> _The request_: Report, as a bare number, how many lines of the material below contain the word "上海市松江区新浜镇郊野单元村庄规划".

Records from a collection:
####
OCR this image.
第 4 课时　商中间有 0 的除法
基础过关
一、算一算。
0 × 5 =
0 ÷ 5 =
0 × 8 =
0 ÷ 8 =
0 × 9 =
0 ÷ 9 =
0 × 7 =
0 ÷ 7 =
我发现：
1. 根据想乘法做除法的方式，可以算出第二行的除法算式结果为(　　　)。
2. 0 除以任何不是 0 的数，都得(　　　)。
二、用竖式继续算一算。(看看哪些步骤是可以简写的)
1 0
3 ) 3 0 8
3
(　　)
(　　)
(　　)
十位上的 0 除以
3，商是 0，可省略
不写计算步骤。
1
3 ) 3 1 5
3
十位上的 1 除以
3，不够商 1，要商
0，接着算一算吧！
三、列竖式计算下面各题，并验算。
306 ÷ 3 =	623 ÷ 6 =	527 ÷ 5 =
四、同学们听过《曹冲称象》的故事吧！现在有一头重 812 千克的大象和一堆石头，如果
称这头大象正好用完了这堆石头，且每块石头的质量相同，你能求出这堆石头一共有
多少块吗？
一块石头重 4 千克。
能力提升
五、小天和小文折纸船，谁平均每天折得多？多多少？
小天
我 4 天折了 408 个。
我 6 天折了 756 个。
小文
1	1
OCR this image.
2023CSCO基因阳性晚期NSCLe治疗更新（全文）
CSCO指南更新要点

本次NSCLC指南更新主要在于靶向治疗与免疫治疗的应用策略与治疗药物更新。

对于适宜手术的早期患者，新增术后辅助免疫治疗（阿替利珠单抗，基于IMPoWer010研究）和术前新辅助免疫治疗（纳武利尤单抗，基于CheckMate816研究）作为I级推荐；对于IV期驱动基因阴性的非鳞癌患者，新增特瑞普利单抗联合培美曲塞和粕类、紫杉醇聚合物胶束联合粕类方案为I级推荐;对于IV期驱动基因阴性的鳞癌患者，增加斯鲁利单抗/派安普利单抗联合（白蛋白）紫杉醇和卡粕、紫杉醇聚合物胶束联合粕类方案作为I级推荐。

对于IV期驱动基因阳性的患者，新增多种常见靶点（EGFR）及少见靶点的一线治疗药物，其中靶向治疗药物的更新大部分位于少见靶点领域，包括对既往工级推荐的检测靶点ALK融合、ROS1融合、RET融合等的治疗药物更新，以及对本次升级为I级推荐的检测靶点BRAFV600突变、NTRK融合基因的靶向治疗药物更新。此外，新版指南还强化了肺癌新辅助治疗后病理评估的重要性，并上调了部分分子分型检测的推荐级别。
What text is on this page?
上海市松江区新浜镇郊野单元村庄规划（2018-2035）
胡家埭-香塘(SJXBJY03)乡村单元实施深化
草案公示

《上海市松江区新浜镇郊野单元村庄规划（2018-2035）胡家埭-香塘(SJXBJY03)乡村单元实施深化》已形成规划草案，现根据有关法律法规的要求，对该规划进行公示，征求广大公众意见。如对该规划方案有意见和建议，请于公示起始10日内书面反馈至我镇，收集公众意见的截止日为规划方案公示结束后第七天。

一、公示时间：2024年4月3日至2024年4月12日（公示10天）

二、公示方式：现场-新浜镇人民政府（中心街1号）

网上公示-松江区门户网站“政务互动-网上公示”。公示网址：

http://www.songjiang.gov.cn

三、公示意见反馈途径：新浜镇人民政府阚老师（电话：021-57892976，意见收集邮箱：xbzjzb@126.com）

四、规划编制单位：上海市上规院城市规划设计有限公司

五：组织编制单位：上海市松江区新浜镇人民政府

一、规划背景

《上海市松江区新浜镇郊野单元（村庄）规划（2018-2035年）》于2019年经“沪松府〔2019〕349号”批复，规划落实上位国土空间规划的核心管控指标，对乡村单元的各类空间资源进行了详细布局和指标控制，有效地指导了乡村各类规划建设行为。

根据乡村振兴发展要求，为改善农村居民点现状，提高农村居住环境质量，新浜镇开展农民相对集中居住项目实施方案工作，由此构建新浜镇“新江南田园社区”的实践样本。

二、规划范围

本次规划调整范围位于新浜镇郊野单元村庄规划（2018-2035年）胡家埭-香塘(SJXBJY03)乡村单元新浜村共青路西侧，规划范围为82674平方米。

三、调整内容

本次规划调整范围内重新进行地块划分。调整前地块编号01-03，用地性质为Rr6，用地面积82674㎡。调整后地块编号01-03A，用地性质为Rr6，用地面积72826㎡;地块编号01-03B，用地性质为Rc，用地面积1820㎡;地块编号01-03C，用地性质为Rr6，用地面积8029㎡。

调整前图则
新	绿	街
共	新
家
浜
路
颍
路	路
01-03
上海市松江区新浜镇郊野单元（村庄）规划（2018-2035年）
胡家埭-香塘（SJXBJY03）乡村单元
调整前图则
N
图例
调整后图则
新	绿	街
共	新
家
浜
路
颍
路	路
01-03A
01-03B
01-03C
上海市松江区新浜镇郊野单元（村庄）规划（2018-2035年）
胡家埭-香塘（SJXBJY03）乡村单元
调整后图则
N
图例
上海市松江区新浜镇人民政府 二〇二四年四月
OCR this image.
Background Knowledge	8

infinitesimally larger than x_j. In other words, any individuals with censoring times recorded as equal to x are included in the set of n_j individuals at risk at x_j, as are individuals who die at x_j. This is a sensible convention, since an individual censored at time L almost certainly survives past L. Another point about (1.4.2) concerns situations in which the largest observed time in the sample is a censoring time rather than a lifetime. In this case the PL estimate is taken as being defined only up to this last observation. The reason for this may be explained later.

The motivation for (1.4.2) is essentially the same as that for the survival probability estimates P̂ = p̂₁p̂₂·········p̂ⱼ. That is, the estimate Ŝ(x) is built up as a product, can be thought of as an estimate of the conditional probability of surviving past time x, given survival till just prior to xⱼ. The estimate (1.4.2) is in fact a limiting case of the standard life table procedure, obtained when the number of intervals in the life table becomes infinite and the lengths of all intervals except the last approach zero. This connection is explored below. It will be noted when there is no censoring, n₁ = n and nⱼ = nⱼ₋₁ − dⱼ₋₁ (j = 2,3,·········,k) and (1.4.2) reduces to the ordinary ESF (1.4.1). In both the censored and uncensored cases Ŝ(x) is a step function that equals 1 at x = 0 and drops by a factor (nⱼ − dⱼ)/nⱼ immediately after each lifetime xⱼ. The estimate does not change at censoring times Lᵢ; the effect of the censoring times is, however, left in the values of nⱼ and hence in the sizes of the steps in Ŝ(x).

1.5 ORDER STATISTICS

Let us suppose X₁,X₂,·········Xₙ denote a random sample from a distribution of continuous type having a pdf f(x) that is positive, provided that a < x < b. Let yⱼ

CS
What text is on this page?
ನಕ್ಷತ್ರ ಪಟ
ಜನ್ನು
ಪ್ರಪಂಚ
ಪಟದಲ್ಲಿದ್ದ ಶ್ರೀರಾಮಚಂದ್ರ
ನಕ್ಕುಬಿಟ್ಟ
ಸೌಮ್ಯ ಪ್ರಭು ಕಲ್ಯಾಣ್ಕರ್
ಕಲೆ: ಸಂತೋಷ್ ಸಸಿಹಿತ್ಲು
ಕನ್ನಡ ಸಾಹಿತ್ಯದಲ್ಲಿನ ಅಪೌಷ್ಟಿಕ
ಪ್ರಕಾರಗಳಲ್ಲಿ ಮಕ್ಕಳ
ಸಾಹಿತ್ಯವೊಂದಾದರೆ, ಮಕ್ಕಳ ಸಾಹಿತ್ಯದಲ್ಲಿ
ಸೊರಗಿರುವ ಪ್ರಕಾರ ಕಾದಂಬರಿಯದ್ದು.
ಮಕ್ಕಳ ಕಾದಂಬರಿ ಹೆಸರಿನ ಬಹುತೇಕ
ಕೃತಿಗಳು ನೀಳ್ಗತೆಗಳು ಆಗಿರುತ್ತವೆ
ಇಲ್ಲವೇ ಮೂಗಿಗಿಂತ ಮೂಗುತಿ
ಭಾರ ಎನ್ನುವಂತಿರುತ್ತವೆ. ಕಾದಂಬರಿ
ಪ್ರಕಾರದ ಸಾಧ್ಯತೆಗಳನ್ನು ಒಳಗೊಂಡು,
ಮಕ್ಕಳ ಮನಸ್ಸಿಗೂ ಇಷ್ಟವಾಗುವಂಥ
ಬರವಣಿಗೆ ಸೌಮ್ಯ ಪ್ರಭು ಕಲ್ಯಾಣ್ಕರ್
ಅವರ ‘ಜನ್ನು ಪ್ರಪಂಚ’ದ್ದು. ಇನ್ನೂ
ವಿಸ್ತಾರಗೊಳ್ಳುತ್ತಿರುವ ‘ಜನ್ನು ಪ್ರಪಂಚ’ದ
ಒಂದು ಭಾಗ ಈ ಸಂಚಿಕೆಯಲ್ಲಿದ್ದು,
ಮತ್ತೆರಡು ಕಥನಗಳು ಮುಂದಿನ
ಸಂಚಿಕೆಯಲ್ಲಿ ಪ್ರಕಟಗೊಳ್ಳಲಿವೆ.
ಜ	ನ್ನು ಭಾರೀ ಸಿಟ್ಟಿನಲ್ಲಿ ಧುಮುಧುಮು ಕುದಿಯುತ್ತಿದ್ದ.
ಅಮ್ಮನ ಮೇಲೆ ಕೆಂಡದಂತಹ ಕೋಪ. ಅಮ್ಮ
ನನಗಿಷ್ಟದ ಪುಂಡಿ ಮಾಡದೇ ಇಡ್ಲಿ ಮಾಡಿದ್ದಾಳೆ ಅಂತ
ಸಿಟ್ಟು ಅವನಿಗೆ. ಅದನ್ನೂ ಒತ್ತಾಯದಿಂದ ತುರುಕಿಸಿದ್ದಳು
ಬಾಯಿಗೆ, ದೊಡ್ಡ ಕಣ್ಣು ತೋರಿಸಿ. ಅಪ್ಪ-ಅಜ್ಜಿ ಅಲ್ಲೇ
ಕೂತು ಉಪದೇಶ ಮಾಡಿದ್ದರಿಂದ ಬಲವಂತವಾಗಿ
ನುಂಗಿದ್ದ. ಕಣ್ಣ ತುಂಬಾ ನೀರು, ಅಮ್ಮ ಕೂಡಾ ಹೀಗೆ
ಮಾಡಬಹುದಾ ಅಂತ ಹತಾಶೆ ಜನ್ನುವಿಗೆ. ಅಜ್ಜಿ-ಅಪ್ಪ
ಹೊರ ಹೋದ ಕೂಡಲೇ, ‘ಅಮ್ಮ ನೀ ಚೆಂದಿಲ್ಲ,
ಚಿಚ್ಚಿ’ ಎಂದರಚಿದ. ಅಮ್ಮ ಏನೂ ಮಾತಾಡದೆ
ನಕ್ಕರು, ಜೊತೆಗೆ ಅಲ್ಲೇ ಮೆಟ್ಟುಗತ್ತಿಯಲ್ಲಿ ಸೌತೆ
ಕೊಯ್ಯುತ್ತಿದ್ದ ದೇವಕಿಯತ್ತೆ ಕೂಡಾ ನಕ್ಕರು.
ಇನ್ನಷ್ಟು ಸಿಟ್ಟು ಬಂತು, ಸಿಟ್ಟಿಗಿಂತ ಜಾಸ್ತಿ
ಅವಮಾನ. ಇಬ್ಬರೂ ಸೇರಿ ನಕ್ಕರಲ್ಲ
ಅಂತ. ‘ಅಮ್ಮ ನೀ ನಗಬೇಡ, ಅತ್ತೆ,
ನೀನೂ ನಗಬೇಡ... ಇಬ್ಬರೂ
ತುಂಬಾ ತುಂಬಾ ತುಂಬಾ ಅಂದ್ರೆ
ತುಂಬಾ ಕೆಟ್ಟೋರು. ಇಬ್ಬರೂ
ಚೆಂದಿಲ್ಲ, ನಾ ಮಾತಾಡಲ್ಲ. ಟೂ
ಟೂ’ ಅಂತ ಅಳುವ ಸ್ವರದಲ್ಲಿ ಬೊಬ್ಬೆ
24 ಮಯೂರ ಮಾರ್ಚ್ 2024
####
> _Written solution_: 2